▶ Task instructions
Repeat, exactly and completely, the material that follows. Omit the pictures.

=== Data extract ===

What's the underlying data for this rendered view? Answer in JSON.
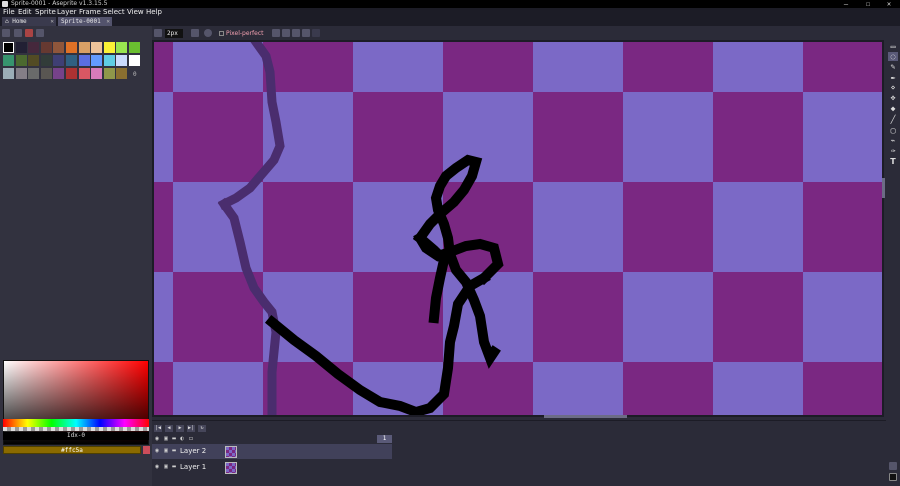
{
  "window": {
    "title": "Sprite-0001 - Aseprite v1.3.15.5",
    "controls": [
      "–",
      "☐",
      "✕"
    ]
  },
  "menu": [
    "File",
    "Edit",
    "Sprite",
    "Layer",
    "Frame",
    "Select",
    "View",
    "Help"
  ],
  "tabs": [
    {
      "label": "⌂ Home",
      "close": "✕"
    },
    {
      "label": "Sprite-0001",
      "close": "✕"
    }
  ],
  "palette": {
    "colors": [
      "#000000",
      "#222034",
      "#45283c",
      "#663931",
      "#8f563b",
      "#df7126",
      "#d9a066",
      "#eec39a",
      "#fbf236",
      "#99e550",
      "#6abe30",
      "#37946e",
      "#4b692f",
      "#524b24",
      "#323c39",
      "#3f3f74",
      "#306082",
      "#5b6ee1",
      "#639bff",
      "#5fcde4",
      "#cbdbfc",
      "#ffffff",
      "#9badb7",
      "#847e87",
      "#696a6a",
      "#595652",
      "#76428a",
      "#ac3232",
      "#d95763",
      "#d77bba",
      "#8f974a",
      "#8a6f30"
    ],
    "count_label": "0"
  },
  "color": {
    "index_label": "Idx-0",
    "foreground_hex": "#ffc5a",
    "foreground_swatch": "#8b6a00",
    "background_swatch": "#cc4d5a"
  },
  "context_bar": {
    "brush_size": "2px",
    "pixel_perfect_label": "Pixel-perfect"
  },
  "tools": [
    "▭",
    "◌",
    "✎",
    "✒",
    "⋄",
    "✥",
    "◆",
    "╱",
    "▢",
    "⌁",
    "✑",
    "T"
  ],
  "timeline": {
    "frame_number": "1",
    "buttons": [
      "|◀",
      "◀",
      "▶",
      "▶|",
      "↻"
    ],
    "layers": [
      {
        "name": "Layer 2",
        "active": true
      },
      {
        "name": "Layer 1",
        "active": false
      }
    ]
  }
}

===

▶ Completed task
What's the underlying data for this rendered view? Answer in JSON.
{
  "window": {
    "title": "Sprite-0001 - Aseprite v1.3.15.5",
    "controls": [
      "–",
      "☐",
      "✕"
    ]
  },
  "menu": [
    "File",
    "Edit",
    "Sprite",
    "Layer",
    "Frame",
    "Select",
    "View",
    "Help"
  ],
  "tabs": [
    {
      "label": "⌂ Home",
      "close": "✕"
    },
    {
      "label": "Sprite-0001",
      "close": "✕"
    }
  ],
  "palette": {
    "colors": [
      "#000000",
      "#222034",
      "#45283c",
      "#663931",
      "#8f563b",
      "#df7126",
      "#d9a066",
      "#eec39a",
      "#fbf236",
      "#99e550",
      "#6abe30",
      "#37946e",
      "#4b692f",
      "#524b24",
      "#323c39",
      "#3f3f74",
      "#306082",
      "#5b6ee1",
      "#639bff",
      "#5fcde4",
      "#cbdbfc",
      "#ffffff",
      "#9badb7",
      "#847e87",
      "#696a6a",
      "#595652",
      "#76428a",
      "#ac3232",
      "#d95763",
      "#d77bba",
      "#8f974a",
      "#8a6f30"
    ],
    "count_label": "0"
  },
  "color": {
    "index_label": "Idx-0",
    "foreground_hex": "#ffc5a",
    "foreground_swatch": "#8b6a00",
    "background_swatch": "#cc4d5a"
  },
  "context_bar": {
    "brush_size": "2px",
    "pixel_perfect_label": "Pixel-perfect"
  },
  "tools": [
    "▭",
    "◌",
    "✎",
    "✒",
    "⋄",
    "✥",
    "◆",
    "╱",
    "▢",
    "⌁",
    "✑",
    "T"
  ],
  "timeline": {
    "frame_number": "1",
    "buttons": [
      "|◀",
      "◀",
      "▶",
      "▶|",
      "↻"
    ],
    "layers": [
      {
        "name": "Layer 2",
        "active": true
      },
      {
        "name": "Layer 1",
        "active": false
      }
    ]
  }
}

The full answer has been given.